## What the task requires
All of the data below should be written out exactly.

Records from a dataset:

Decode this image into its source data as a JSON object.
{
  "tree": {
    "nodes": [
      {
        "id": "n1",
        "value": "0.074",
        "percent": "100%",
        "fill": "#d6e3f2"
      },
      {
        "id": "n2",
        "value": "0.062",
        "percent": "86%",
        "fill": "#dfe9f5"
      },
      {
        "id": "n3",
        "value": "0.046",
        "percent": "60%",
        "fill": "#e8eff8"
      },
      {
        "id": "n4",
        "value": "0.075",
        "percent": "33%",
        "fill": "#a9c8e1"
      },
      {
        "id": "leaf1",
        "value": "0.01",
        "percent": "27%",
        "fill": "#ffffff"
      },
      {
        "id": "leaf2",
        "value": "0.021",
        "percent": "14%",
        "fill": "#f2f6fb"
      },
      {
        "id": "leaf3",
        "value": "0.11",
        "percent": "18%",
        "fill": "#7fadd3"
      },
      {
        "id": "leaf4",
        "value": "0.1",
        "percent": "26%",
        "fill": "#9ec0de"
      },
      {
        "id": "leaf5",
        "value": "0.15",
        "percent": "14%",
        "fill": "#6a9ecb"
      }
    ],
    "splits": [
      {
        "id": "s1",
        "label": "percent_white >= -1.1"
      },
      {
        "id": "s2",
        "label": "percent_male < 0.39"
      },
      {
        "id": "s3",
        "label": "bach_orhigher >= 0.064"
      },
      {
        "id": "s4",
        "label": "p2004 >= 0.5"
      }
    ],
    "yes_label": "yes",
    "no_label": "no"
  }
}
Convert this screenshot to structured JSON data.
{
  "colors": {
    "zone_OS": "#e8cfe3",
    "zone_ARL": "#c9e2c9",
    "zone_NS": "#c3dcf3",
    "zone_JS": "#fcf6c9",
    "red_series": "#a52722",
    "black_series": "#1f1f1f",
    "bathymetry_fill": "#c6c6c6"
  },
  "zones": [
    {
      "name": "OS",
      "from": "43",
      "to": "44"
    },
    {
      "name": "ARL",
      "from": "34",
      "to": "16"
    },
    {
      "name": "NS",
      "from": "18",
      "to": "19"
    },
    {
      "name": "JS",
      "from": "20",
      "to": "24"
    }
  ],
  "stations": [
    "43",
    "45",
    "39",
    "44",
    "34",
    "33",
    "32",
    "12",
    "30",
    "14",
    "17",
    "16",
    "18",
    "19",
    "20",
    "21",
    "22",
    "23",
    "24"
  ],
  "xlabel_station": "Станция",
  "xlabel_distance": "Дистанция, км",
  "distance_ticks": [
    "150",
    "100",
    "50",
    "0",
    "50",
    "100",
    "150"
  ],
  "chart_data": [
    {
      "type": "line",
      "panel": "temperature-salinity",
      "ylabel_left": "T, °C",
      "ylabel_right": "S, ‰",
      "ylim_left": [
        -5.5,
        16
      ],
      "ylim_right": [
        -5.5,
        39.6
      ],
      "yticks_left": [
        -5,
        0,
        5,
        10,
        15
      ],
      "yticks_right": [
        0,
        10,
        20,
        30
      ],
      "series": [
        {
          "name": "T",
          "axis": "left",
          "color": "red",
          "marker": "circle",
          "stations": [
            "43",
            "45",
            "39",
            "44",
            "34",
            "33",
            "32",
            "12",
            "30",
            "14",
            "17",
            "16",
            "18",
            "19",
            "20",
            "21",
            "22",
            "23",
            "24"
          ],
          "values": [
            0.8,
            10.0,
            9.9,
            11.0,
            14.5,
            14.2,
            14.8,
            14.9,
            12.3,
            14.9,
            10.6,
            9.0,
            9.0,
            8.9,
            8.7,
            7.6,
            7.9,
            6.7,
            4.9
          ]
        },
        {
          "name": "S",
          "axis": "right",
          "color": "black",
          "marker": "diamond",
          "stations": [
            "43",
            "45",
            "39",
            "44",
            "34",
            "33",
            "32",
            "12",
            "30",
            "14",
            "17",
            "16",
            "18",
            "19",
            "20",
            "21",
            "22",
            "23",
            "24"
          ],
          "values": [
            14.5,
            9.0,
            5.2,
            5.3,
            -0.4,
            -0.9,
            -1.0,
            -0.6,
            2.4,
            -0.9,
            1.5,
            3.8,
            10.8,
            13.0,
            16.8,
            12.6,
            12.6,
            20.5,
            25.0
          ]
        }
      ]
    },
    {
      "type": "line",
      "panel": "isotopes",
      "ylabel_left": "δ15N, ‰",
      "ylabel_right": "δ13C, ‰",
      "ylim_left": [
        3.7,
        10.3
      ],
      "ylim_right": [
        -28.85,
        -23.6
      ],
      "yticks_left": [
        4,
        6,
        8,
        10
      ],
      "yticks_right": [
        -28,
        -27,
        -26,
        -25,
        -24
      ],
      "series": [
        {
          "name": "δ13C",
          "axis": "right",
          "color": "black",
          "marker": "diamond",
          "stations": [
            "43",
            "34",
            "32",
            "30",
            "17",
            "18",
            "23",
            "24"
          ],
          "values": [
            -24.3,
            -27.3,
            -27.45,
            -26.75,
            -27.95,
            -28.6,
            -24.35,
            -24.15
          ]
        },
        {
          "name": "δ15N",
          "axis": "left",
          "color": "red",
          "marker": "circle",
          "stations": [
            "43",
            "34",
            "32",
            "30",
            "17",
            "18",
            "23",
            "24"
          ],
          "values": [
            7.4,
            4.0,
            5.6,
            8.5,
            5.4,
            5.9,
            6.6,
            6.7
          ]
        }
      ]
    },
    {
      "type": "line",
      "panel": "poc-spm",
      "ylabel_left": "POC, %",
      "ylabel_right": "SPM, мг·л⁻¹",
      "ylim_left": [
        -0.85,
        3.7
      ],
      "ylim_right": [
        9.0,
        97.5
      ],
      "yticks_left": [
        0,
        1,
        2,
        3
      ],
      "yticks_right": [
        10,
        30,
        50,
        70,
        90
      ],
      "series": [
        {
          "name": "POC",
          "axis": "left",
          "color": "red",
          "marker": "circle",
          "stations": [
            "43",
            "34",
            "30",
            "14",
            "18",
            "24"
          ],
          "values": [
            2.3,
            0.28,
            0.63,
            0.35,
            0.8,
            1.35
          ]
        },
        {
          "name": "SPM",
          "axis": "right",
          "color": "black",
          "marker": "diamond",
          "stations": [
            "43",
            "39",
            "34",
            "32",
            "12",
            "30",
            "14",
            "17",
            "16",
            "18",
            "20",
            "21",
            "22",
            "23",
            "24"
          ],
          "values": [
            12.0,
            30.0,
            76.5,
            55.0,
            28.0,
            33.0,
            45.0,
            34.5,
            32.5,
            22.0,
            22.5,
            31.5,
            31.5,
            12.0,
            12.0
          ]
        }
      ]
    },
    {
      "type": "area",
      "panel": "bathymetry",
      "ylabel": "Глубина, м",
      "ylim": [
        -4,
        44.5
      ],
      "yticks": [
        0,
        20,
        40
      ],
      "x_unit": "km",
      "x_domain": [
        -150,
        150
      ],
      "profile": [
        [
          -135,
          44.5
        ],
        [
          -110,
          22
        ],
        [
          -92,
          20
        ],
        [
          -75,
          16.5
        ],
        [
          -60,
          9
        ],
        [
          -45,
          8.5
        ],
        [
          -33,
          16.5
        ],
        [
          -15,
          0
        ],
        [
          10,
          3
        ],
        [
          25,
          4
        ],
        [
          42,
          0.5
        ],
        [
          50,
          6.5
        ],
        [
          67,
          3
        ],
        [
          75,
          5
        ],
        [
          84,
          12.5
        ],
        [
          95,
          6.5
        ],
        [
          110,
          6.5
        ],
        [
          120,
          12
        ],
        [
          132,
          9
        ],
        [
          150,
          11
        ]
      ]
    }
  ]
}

## Correct output
Decode this image into its source data as a JSON object.
{
  "tree": {
    "nodes": [
      {
        "id": "n1",
        "value": "0.074",
        "percent": "100%",
        "fill": "#d6e3f2"
      },
      {
        "id": "n2",
        "value": "0.062",
        "percent": "86%",
        "fill": "#dfe9f5"
      },
      {
        "id": "n3",
        "value": "0.046",
        "percent": "60%",
        "fill": "#e8eff8"
      },
      {
        "id": "n4",
        "value": "0.075",
        "percent": "33%",
        "fill": "#a9c8e1"
      },
      {
        "id": "leaf1",
        "value": "0.01",
        "percent": "27%",
        "fill": "#ffffff"
      },
      {
        "id": "leaf2",
        "value": "0.021",
        "percent": "14%",
        "fill": "#f2f6fb"
      },
      {
        "id": "leaf3",
        "value": "0.11",
        "percent": "18%",
        "fill": "#7fadd3"
      },
      {
        "id": "leaf4",
        "value": "0.1",
        "percent": "26%",
        "fill": "#9ec0de"
      },
      {
        "id": "leaf5",
        "value": "0.15",
        "percent": "14%",
        "fill": "#6a9ecb"
      }
    ],
    "splits": [
      {
        "id": "s1",
        "label": "percent_white >= -1.1"
      },
      {
        "id": "s2",
        "label": "percent_male < 0.39"
      },
      {
        "id": "s3",
        "label": "bach_orhigher >= 0.064"
      },
      {
        "id": "s4",
        "label": "p2004 >= 0.5"
      }
    ],
    "yes_label": "yes",
    "no_label": "no"
  }
}
Convert this screenshot to structured JSON data.
{
  "colors": {
    "zone_OS": "#e8cfe3",
    "zone_ARL": "#c9e2c9",
    "zone_NS": "#c3dcf3",
    "zone_JS": "#fcf6c9",
    "red_series": "#a52722",
    "black_series": "#1f1f1f",
    "bathymetry_fill": "#c6c6c6"
  },
  "zones": [
    {
      "name": "OS",
      "from": "43",
      "to": "44"
    },
    {
      "name": "ARL",
      "from": "34",
      "to": "16"
    },
    {
      "name": "NS",
      "from": "18",
      "to": "19"
    },
    {
      "name": "JS",
      "from": "20",
      "to": "24"
    }
  ],
  "stations": [
    "43",
    "45",
    "39",
    "44",
    "34",
    "33",
    "32",
    "12",
    "30",
    "14",
    "17",
    "16",
    "18",
    "19",
    "20",
    "21",
    "22",
    "23",
    "24"
  ],
  "xlabel_station": "Станция",
  "xlabel_distance": "Дистанция, км",
  "distance_ticks": [
    "150",
    "100",
    "50",
    "0",
    "50",
    "100",
    "150"
  ],
  "chart_data": [
    {
      "type": "line",
      "panel": "temperature-salinity",
      "ylabel_left": "T, °C",
      "ylabel_right": "S, ‰",
      "ylim_left": [
        -5.5,
        16
      ],
      "ylim_right": [
        -5.5,
        39.6
      ],
      "yticks_left": [
        -5,
        0,
        5,
        10,
        15
      ],
      "yticks_right": [
        0,
        10,
        20,
        30
      ],
      "series": [
        {
          "name": "T",
          "axis": "left",
          "color": "red",
          "marker": "circle",
          "stations": [
            "43",
            "45",
            "39",
            "44",
            "34",
            "33",
            "32",
            "12",
            "30",
            "14",
            "17",
            "16",
            "18",
            "19",
            "20",
            "21",
            "22",
            "23",
            "24"
          ],
          "values": [
            0.8,
            10.0,
            9.9,
            11.0,
            14.5,
            14.2,
            14.8,
            14.9,
            12.3,
            14.9,
            10.6,
            9.0,
            9.0,
            8.9,
            8.7,
            7.6,
            7.9,
            6.7,
            4.9
          ]
        },
        {
          "name": "S",
          "axis": "right",
          "color": "black",
          "marker": "diamond",
          "stations": [
            "43",
            "45",
            "39",
            "44",
            "34",
            "33",
            "32",
            "12",
            "30",
            "14",
            "17",
            "16",
            "18",
            "19",
            "20",
            "21",
            "22",
            "23",
            "24"
          ],
          "values": [
            14.5,
            9.0,
            5.2,
            5.3,
            -0.4,
            -0.9,
            -1.0,
            -0.6,
            2.4,
            -0.9,
            1.5,
            3.8,
            10.8,
            13.0,
            16.8,
            12.6,
            12.6,
            20.5,
            25.0
          ]
        }
      ]
    },
    {
      "type": "line",
      "panel": "isotopes",
      "ylabel_left": "δ15N, ‰",
      "ylabel_right": "δ13C, ‰",
      "ylim_left": [
        3.7,
        10.3
      ],
      "ylim_right": [
        -28.85,
        -23.6
      ],
      "yticks_left": [
        4,
        6,
        8,
        10
      ],
      "yticks_right": [
        -28,
        -27,
        -26,
        -25,
        -24
      ],
      "series": [
        {
          "name": "δ13C",
          "axis": "right",
          "color": "black",
          "marker": "diamond",
          "stations": [
            "43",
            "34",
            "32",
            "30",
            "17",
            "18",
            "23",
            "24"
          ],
          "values": [
            -24.3,
            -27.3,
            -27.45,
            -26.75,
            -27.95,
            -28.6,
            -24.35,
            -24.15
          ]
        },
        {
          "name": "δ15N",
          "axis": "left",
          "color": "red",
          "marker": "circle",
          "stations": [
            "43",
            "34",
            "32",
            "30",
            "17",
            "18",
            "23",
            "24"
          ],
          "values": [
            7.4,
            4.0,
            5.6,
            8.5,
            5.4,
            5.9,
            6.6,
            6.7
          ]
        }
      ]
    },
    {
      "type": "line",
      "panel": "poc-spm",
      "ylabel_left": "POC, %",
      "ylabel_right": "SPM, мг·л⁻¹",
      "ylim_left": [
        -0.85,
        3.7
      ],
      "ylim_right": [
        9.0,
        97.5
      ],
      "yticks_left": [
        0,
        1,
        2,
        3
      ],
      "yticks_right": [
        10,
        30,
        50,
        70,
        90
      ],
      "series": [
        {
          "name": "POC",
          "axis": "left",
          "color": "red",
          "marker": "circle",
          "stations": [
            "43",
            "34",
            "30",
            "14",
            "18",
            "24"
          ],
          "values": [
            2.3,
            0.28,
            0.63,
            0.35,
            0.8,
            1.35
          ]
        },
        {
          "name": "SPM",
          "axis": "right",
          "color": "black",
          "marker": "diamond",
          "stations": [
            "43",
            "39",
            "34",
            "32",
            "12",
            "30",
            "14",
            "17",
            "16",
            "18",
            "20",
            "21",
            "22",
            "23",
            "24"
          ],
          "values": [
            12.0,
            30.0,
            76.5,
            55.0,
            28.0,
            33.0,
            45.0,
            34.5,
            32.5,
            22.0,
            22.5,
            31.5,
            31.5,
            12.0,
            12.0
          ]
        }
      ]
    },
    {
      "type": "area",
      "panel": "bathymetry",
      "ylabel": "Глубина, м",
      "ylim": [
        -4,
        44.5
      ],
      "yticks": [
        0,
        20,
        40
      ],
      "x_unit": "km",
      "x_domain": [
        -150,
        150
      ],
      "profile": [
        [
          -135,
          44.5
        ],
        [
          -110,
          22
        ],
        [
          -92,
          20
        ],
        [
          -75,
          16.5
        ],
        [
          -60,
          9
        ],
        [
          -45,
          8.5
        ],
        [
          -33,
          16.5
        ],
        [
          -15,
          0
        ],
        [
          10,
          3
        ],
        [
          25,
          4
        ],
        [
          42,
          0.5
        ],
        [
          50,
          6.5
        ],
        [
          67,
          3
        ],
        [
          75,
          5
        ],
        [
          84,
          12.5
        ],
        [
          95,
          6.5
        ],
        [
          110,
          6.5
        ],
        [
          120,
          12
        ],
        [
          132,
          9
        ],
        [
          150,
          11
        ]
      ]
    }
  ]
}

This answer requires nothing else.